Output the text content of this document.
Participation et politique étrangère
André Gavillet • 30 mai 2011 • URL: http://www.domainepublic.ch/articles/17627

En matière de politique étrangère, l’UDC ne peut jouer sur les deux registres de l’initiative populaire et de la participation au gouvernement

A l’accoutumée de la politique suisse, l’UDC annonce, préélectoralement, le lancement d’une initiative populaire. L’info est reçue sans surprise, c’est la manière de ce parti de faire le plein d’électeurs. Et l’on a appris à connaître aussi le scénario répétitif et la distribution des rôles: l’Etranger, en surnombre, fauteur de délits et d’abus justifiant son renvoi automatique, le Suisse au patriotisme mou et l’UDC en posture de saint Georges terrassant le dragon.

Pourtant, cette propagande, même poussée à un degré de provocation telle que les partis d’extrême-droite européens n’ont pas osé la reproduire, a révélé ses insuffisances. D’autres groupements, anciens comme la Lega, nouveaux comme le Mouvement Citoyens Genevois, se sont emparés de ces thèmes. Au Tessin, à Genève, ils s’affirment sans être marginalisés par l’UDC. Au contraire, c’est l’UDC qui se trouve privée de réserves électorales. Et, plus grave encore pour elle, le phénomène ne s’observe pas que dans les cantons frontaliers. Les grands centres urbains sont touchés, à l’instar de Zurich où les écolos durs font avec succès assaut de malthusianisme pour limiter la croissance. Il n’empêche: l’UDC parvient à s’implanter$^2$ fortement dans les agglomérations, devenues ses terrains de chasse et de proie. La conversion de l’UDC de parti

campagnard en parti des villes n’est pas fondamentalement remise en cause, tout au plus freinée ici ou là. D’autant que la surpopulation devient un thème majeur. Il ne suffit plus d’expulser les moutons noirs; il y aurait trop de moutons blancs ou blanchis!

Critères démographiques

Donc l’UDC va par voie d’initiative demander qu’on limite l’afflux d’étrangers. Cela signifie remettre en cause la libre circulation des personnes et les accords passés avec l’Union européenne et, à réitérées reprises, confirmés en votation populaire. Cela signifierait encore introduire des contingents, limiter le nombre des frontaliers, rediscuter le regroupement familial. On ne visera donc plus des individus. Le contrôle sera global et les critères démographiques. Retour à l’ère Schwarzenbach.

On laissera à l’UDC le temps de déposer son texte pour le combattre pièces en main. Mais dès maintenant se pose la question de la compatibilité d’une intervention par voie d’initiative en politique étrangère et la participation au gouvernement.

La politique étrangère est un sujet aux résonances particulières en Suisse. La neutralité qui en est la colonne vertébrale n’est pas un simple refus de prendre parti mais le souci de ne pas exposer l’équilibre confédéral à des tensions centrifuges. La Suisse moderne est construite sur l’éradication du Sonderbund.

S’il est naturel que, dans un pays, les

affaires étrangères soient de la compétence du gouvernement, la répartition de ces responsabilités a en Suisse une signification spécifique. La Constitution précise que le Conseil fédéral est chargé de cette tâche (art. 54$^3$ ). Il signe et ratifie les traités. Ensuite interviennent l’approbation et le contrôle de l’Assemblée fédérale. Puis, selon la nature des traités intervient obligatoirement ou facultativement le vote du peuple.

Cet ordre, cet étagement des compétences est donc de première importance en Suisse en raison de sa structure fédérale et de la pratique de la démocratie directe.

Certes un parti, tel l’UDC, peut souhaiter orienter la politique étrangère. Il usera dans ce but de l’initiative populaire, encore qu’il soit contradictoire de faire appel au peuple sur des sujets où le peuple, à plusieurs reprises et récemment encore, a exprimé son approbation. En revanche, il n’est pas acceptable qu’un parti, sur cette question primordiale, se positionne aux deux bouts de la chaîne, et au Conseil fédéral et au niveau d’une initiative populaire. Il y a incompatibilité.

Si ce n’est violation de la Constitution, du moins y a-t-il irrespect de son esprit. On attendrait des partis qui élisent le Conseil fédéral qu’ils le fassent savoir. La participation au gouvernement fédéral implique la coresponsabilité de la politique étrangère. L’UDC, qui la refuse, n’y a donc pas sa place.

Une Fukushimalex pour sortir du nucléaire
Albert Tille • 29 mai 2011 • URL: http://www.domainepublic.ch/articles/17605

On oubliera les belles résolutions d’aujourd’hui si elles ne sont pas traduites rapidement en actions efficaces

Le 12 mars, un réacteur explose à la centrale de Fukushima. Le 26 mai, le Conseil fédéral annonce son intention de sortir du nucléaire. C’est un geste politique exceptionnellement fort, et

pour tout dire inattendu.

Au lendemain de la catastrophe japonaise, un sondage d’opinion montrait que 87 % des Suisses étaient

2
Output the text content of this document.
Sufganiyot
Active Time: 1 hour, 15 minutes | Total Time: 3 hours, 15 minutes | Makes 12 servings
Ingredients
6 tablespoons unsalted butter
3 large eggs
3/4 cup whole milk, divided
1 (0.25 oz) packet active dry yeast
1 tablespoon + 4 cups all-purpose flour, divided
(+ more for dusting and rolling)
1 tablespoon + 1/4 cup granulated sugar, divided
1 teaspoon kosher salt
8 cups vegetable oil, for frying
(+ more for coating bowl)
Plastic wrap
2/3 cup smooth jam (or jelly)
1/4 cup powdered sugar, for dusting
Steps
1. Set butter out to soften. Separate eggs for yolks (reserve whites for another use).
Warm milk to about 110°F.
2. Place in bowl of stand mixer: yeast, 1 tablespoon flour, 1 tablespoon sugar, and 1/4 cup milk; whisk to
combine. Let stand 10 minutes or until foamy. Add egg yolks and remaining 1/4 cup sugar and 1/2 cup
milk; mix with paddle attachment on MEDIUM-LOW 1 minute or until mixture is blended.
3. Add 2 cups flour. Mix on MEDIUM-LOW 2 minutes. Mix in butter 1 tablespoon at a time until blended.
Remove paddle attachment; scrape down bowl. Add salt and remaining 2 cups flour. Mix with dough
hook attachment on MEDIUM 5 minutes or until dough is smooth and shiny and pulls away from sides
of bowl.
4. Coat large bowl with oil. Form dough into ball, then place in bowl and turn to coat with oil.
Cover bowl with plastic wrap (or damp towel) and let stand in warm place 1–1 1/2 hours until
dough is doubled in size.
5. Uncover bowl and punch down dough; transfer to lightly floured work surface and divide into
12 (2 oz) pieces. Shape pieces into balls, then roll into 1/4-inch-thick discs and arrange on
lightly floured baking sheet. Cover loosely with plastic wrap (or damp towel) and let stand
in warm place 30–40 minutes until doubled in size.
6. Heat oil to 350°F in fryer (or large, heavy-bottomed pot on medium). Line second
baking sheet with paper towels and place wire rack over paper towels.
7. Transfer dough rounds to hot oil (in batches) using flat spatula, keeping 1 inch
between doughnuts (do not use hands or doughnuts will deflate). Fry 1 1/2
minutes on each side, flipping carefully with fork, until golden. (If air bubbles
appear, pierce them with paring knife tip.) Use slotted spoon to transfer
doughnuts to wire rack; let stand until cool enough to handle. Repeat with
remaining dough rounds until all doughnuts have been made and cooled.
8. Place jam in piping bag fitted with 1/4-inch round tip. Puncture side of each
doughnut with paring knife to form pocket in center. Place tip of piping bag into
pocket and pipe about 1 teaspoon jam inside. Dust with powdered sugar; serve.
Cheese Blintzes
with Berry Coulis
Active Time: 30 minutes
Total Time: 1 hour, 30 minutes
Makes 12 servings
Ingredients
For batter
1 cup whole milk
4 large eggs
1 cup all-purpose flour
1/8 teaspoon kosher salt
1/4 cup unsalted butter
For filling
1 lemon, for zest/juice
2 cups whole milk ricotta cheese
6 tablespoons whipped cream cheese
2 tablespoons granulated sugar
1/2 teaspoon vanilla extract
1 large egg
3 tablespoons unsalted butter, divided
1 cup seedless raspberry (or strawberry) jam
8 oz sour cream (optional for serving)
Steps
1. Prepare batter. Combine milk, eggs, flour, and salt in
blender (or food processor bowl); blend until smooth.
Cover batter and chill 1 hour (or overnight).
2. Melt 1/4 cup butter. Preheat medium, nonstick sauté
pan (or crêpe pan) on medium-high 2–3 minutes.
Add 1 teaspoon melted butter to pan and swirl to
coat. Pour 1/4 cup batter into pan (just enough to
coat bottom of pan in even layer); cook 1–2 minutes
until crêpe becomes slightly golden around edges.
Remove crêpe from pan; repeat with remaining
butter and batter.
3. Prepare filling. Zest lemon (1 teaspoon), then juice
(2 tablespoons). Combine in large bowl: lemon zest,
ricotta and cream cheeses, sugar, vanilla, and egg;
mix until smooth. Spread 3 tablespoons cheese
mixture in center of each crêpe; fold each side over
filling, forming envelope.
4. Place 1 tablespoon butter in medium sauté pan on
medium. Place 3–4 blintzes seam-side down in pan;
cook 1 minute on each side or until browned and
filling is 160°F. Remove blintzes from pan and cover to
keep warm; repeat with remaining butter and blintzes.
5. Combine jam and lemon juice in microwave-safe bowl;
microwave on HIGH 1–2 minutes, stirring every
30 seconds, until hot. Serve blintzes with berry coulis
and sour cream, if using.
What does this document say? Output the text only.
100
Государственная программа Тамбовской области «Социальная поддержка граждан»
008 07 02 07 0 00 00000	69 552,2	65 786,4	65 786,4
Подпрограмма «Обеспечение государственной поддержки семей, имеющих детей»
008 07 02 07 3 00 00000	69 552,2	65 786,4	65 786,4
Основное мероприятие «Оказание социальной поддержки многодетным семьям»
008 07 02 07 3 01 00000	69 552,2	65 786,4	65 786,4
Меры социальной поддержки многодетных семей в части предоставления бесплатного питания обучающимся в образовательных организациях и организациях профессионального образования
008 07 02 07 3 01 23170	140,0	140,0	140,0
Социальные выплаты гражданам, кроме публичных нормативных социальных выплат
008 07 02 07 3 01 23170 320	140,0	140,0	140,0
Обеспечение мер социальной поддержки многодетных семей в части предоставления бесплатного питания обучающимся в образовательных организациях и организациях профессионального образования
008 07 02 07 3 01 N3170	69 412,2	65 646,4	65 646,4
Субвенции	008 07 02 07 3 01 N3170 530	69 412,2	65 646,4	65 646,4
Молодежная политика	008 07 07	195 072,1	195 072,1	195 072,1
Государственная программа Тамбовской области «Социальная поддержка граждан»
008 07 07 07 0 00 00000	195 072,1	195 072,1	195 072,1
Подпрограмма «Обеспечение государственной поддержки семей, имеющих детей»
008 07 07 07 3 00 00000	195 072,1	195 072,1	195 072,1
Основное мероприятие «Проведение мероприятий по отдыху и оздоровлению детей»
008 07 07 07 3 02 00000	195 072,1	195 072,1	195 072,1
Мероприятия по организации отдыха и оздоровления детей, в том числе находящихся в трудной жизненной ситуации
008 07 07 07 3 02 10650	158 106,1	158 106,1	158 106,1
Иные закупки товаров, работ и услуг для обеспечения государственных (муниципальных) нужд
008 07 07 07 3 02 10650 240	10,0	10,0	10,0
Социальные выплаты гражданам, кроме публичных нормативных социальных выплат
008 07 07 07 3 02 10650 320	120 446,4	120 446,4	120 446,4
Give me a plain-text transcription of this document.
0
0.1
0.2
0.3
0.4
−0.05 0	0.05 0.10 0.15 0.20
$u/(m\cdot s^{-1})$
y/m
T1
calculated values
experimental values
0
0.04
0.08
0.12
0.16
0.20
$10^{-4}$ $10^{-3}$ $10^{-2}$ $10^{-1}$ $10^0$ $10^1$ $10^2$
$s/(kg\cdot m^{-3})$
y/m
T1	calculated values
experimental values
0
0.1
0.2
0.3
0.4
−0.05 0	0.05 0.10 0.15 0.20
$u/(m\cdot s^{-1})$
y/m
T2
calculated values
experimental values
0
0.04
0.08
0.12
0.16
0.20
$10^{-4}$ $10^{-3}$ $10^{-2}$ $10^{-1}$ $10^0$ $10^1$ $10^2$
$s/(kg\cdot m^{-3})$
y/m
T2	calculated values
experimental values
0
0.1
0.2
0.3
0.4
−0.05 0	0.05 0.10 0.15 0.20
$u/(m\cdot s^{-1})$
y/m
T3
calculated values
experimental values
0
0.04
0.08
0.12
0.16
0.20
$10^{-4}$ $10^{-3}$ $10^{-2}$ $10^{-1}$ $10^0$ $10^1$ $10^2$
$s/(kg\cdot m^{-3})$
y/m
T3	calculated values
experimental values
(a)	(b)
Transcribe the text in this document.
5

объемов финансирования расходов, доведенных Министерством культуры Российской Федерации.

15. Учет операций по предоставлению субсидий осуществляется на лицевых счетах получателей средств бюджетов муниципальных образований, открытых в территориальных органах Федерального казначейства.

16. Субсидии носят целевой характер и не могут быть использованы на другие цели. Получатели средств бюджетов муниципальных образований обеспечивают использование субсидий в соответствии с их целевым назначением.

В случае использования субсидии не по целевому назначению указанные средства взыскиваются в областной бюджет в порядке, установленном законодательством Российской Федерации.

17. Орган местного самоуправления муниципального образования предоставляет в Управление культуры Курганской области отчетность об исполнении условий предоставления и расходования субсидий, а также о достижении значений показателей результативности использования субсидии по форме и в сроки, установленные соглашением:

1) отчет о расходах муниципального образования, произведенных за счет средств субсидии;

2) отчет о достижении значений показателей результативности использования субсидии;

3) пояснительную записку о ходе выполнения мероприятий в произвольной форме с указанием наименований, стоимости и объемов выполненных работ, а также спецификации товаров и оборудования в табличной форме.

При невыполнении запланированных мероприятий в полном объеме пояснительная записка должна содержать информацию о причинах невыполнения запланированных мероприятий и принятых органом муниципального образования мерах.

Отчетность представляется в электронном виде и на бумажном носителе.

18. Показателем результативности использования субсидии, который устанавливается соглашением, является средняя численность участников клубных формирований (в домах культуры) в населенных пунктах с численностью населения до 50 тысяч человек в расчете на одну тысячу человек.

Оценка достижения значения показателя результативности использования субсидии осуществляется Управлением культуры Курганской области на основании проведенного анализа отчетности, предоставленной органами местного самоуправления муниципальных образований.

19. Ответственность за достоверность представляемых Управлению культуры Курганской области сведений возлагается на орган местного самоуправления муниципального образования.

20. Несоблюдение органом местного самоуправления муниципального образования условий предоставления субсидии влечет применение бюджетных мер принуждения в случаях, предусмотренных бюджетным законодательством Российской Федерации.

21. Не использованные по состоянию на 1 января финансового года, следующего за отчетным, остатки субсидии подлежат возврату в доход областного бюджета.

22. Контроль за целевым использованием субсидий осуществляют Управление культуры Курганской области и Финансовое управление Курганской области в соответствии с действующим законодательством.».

EXERCISE DESCRIPTION
Using the records above, gather all lines where the string "more" is present.

EXERCISE ANSWER
(+ more for dusting and rolling)
(+ more for coating bowl)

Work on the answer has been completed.